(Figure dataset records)

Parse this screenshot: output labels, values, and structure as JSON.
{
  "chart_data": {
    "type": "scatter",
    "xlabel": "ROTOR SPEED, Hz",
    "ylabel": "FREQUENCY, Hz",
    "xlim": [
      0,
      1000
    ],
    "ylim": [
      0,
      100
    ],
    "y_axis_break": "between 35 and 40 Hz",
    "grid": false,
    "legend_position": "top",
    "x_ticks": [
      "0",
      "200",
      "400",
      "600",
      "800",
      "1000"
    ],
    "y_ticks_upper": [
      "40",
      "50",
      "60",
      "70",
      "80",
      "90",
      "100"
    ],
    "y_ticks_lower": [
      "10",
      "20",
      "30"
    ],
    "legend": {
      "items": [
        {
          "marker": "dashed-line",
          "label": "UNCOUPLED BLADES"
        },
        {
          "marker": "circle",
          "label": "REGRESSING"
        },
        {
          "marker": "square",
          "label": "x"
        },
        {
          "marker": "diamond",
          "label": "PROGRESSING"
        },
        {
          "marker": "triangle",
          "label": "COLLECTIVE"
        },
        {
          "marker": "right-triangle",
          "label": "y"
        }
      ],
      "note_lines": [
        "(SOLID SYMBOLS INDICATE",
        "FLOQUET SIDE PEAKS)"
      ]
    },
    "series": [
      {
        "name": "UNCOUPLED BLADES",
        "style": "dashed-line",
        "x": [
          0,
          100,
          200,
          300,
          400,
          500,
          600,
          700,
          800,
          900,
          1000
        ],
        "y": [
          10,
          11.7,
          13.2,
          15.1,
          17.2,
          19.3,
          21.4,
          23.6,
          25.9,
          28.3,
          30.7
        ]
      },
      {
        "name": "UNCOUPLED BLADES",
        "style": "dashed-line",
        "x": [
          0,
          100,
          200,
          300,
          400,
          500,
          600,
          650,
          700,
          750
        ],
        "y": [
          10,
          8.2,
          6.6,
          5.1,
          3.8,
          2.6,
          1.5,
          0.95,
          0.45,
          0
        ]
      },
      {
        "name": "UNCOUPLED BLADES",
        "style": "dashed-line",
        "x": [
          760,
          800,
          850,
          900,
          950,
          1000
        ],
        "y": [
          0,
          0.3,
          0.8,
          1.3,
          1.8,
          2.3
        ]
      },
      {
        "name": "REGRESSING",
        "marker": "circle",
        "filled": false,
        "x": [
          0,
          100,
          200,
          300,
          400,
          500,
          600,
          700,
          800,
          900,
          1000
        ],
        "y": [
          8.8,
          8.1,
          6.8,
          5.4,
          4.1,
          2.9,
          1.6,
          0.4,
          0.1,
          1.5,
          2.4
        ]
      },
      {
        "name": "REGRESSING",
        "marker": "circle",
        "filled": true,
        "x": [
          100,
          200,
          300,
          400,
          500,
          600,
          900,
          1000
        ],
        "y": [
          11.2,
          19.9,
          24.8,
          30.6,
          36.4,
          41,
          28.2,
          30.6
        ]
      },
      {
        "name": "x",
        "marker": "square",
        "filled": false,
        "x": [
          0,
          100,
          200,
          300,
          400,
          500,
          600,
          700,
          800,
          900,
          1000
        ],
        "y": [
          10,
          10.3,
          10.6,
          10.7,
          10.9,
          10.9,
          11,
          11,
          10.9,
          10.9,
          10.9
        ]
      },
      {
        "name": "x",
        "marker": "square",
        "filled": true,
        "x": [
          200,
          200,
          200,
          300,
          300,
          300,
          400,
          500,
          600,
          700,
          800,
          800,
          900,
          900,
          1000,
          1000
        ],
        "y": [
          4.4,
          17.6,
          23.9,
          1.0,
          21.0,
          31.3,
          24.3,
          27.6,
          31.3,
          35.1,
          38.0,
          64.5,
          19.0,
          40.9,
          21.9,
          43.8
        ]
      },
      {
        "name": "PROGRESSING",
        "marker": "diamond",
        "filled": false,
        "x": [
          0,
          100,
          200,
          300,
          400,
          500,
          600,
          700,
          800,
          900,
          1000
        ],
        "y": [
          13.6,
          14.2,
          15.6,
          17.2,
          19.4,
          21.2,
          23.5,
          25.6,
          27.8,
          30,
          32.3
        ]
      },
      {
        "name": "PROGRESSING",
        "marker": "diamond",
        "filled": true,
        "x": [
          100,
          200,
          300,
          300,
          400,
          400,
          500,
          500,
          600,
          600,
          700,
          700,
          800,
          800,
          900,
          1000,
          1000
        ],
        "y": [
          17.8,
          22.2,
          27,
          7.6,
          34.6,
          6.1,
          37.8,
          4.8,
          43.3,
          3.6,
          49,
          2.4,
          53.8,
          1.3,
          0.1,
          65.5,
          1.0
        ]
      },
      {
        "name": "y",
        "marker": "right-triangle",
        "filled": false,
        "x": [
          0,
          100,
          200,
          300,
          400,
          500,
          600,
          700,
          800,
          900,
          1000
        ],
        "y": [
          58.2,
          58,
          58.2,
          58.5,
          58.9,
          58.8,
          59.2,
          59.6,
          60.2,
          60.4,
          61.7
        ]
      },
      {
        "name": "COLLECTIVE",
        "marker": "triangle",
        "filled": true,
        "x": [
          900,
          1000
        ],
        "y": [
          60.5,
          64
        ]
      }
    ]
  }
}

* _Instructions to follow_: Give the entries once more, exactly as they appear.

* _Finished answer_:
Parse this screenshot: output labels, values, and structure as JSON.
{
  "chart_data": {
    "type": "scatter",
    "xlabel": "ROTOR SPEED, Hz",
    "ylabel": "FREQUENCY, Hz",
    "xlim": [
      0,
      1000
    ],
    "ylim": [
      0,
      100
    ],
    "y_axis_break": "between 35 and 40 Hz",
    "grid": false,
    "legend_position": "top",
    "x_ticks": [
      "0",
      "200",
      "400",
      "600",
      "800",
      "1000"
    ],
    "y_ticks_upper": [
      "40",
      "50",
      "60",
      "70",
      "80",
      "90",
      "100"
    ],
    "y_ticks_lower": [
      "10",
      "20",
      "30"
    ],
    "legend": {
      "items": [
        {
          "marker": "dashed-line",
          "label": "UNCOUPLED BLADES"
        },
        {
          "marker": "circle",
          "label": "REGRESSING"
        },
        {
          "marker": "square",
          "label": "x"
        },
        {
          "marker": "diamond",
          "label": "PROGRESSING"
        },
        {
          "marker": "triangle",
          "label": "COLLECTIVE"
        },
        {
          "marker": "right-triangle",
          "label": "y"
        }
      ],
      "note_lines": [
        "(SOLID SYMBOLS INDICATE",
        "FLOQUET SIDE PEAKS)"
      ]
    },
    "series": [
      {
        "name": "UNCOUPLED BLADES",
        "style": "dashed-line",
        "x": [
          0,
          100,
          200,
          300,
          400,
          500,
          600,
          700,
          800,
          900,
          1000
        ],
        "y": [
          10,
          11.7,
          13.2,
          15.1,
          17.2,
          19.3,
          21.4,
          23.6,
          25.9,
          28.3,
          30.7
        ]
      },
      {
        "name": "UNCOUPLED BLADES",
        "style": "dashed-line",
        "x": [
          0,
          100,
          200,
          300,
          400,
          500,
          600,
          650,
          700,
          750
        ],
        "y": [
          10,
          8.2,
          6.6,
          5.1,
          3.8,
          2.6,
          1.5,
          0.95,
          0.45,
          0
        ]
      },
      {
        "name": "UNCOUPLED BLADES",
        "style": "dashed-line",
        "x": [
          760,
          800,
          850,
          900,
          950,
          1000
        ],
        "y": [
          0,
          0.3,
          0.8,
          1.3,
          1.8,
          2.3
        ]
      },
      {
        "name": "REGRESSING",
        "marker": "circle",
        "filled": false,
        "x": [
          0,
          100,
          200,
          300,
          400,
          500,
          600,
          700,
          800,
          900,
          1000
        ],
        "y": [
          8.8,
          8.1,
          6.8,
          5.4,
          4.1,
          2.9,
          1.6,
          0.4,
          0.1,
          1.5,
          2.4
        ]
      },
      {
        "name": "REGRESSING",
        "marker": "circle",
        "filled": true,
        "x": [
          100,
          200,
          300,
          400,
          500,
          600,
          900,
          1000
        ],
        "y": [
          11.2,
          19.9,
          24.8,
          30.6,
          36.4,
          41,
          28.2,
          30.6
        ]
      },
      {
        "name": "x",
        "marker": "square",
        "filled": false,
        "x": [
          0,
          100,
          200,
          300,
          400,
          500,
          600,
          700,
          800,
          900,
          1000
        ],
        "y": [
          10,
          10.3,
          10.6,
          10.7,
          10.9,
          10.9,
          11,
          11,
          10.9,
          10.9,
          10.9
        ]
      },
      {
        "name": "x",
        "marker": "square",
        "filled": true,
        "x": [
          200,
          200,
          200,
          300,
          300,
          300,
          400,
          500,
          600,
          700,
          800,
          800,
          900,
          900,
          1000,
          1000
        ],
        "y": [
          4.4,
          17.6,
          23.9,
          1.0,
          21.0,
          31.3,
          24.3,
          27.6,
          31.3,
          35.1,
          38.0,
          64.5,
          19.0,
          40.9,
          21.9,
          43.8
        ]
      },
      {
        "name": "PROGRESSING",
        "marker": "diamond",
        "filled": false,
        "x": [
          0,
          100,
          200,
          300,
          400,
          500,
          600,
          700,
          800,
          900,
          1000
        ],
        "y": [
          13.6,
          14.2,
          15.6,
          17.2,
          19.4,
          21.2,
          23.5,
          25.6,
          27.8,
          30,
          32.3
        ]
      },
      {
        "name": "PROGRESSING",
        "marker": "diamond",
        "filled": true,
        "x": [
          100,
          200,
          300,
          300,
          400,
          400,
          500,
          500,
          600,
          600,
          700,
          700,
          800,
          800,
          900,
          1000,
          1000
        ],
        "y": [
          17.8,
          22.2,
          27,
          7.6,
          34.6,
          6.1,
          37.8,
          4.8,
          43.3,
          3.6,
          49,
          2.4,
          53.8,
          1.3,
          0.1,
          65.5,
          1.0
        ]
      },
      {
        "name": "y",
        "marker": "right-triangle",
        "filled": false,
        "x": [
          0,
          100,
          200,
          300,
          400,
          500,
          600,
          700,
          800,
          900,
          1000
        ],
        "y": [
          58.2,
          58,
          58.2,
          58.5,
          58.9,
          58.8,
          59.2,
          59.6,
          60.2,
          60.4,
          61.7
        ]
      },
      {
        "name": "COLLECTIVE",
        "marker": "triangle",
        "filled": true,
        "x": [
          900,
          1000
        ],
        "y": [
          60.5,
          64
        ]
      }
    ]
  }
}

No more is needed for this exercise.